*Travail demandé*: Poursuivez l'article sur le chauffage tiré de la chaleur des égouts, en reprenant juste après sa dernière phrase.

*Texte à lire*:
Transports, architecture, habitudes de vie… Face au changement climatique, tous les aspects de la ville et de la vie de ses habitants sont à réinventer. Le temps d’un week-end, le Climat Libé Tour a exploré les pistes de réflexion. Un événement auquel se sont associés des élèves du Centre de formation des journalistes (CFJ).

Sous la cour du collège de La Grange-aux-Belles (Xe arrondissement), de larges tuyaux rouges serpentent dans l’obscurité. Dans ce sous-sol, la chaleur est inhabituelle pour un mois de mars. Au bout d’un couloir exigu et bas de plafond, deux tuyaux s’échappent du mur et disparaissent sous terre. Ils mènent directement aux égouts.

Leur spécificité : transformer la chaleur des eaux usées en chauffage grâce à un échangeur thermique. Soixante mètres de plaques de quelques centimètres d’inox sont installés de chaque côté de ces rivières souterraines. Ces matériaux, immergés, captent la température de l’eau, oscillant entre 13 et 20 °C été comme hiver. La chaleur extraite est directement renvoyée vers le collège par la tuyauterie.

Vingtaine de projets à l’étude

«C’est une ressource qui a toujours été là, il suffisait d’aller la chercher», explique Damien Balland, responsable innovation et performance énergétique à la ville de Paris. Cette chaleur permettra bientôt d’alimenter près de 60 % du chauffage de cinq bâtiments : le collège, un gymnase, une piscine scolaire et deux écoles maternelles du quartier. «Ce système est 100 % écolo, pas de gaz à effet de serre», assure Jacques Baudrier, adjoint à la mairie de Paris chargé de la construction publique. Qui ajoute en souriant : «On tire la chasse et on prend des douches tout le temps, c’est une ressource inépuisable.»

Pour financer un tel outil de transition énergétique, 1,6 million d’euros ont été investis par la ville sur ce projet, le deuxième de ce type à Paris. Depuis 2019, un échangeur thermique alimente déjà le chauffage de la mairie du XIe arrondissement. «En fonction du prix de l’énergie, on vise une rentabilité dans cinq à dix ans», se projette l’élu. En plus des échangeurs thermiques en service à Levallois-Perret (Hauts-de-Seine), Aulnay-sous-Bois (Seine-Saint-Denis) et Bordeaux, une vingtaine de projets similaires sont à l’étude en France.

*Données enregistrées*:
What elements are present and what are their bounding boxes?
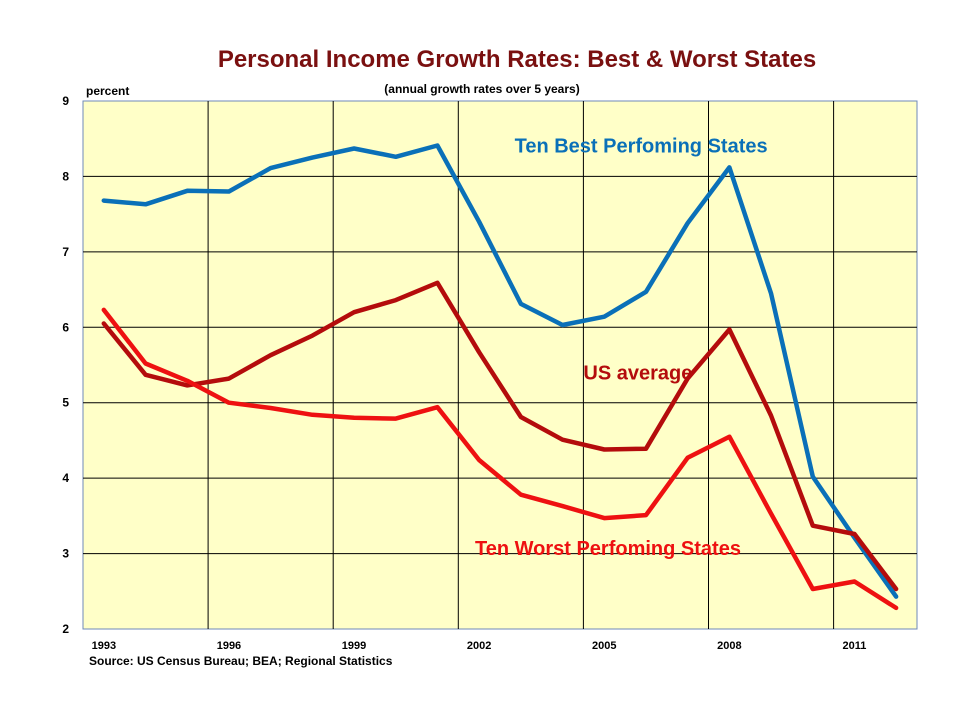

*Résultat de l'exercice*:
Investissements humains et financiers

La mairie espère étendre cette technologie à quatorze autres bâtiments publics dans la capitale, en commençant par les secteurs Poissonnière et Hôtel de Ville. «On peut même penser à 50 sites, voire 100, s’enthousiasme Jacques Baudrier. On a affaire à des chercheurs d’or, ou plutôt… de calories.» Des chercheurs d’or qui devraient être plus nombreux pour mener à bien tous les projets. Au sein du service innovation, six ingénieurs et deux techniciens sont chargés des opérations. «Mais c’est un service qui a tendance à grossir.»

Des investissements humains et financiers nécessaires pour atteindre les objectifs fixés par le plan climat de la ville de Paris : la neutralité carbone en 2050. «Aujourd’hui, 21 % de la consommation du territoire parisien est issue des énergies renouvelables. En 2030, on veut atteindre 45 %, et le réseau de chaleur urbain est notre principal outil de transition», chiffre Dan Lert, adjoint à la mairie de Paris chargé de la transition énergétique.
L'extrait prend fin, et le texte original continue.